┌──

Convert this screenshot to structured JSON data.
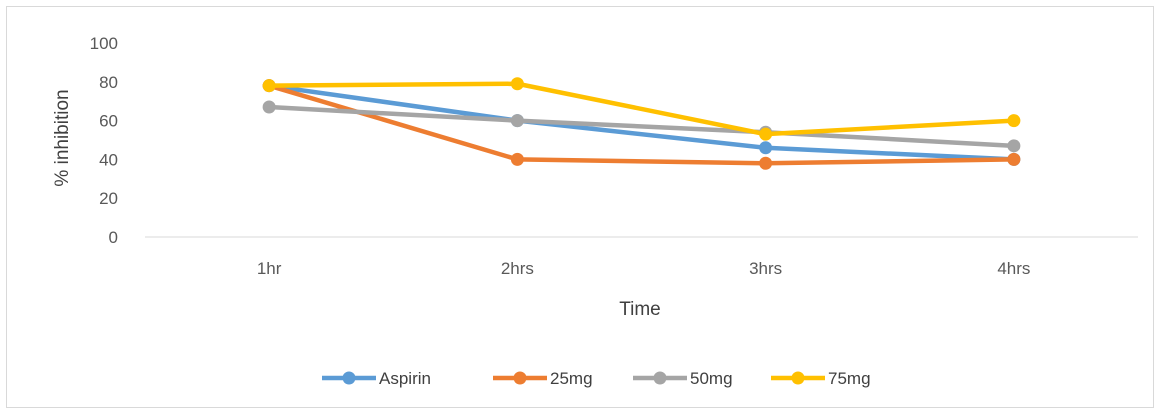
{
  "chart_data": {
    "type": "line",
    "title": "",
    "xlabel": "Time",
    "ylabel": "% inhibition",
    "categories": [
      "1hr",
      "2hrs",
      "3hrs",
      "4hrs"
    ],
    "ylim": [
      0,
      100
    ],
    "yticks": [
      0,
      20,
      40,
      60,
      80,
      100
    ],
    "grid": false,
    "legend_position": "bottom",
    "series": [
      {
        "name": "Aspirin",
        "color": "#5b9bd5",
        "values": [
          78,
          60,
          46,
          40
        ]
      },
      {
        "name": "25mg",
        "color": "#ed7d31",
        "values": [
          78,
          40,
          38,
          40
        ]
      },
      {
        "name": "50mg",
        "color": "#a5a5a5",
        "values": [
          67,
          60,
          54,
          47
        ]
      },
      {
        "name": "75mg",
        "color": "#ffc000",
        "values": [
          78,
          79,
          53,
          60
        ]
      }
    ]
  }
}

└──

Goal of the exercise
Where a line above contains the string "color", copy that line.

Output for this task
        "color": "#5b9bd5",
        "color": "#ed7d31",
        "color": "#a5a5a5",
        "color": "#ffc000",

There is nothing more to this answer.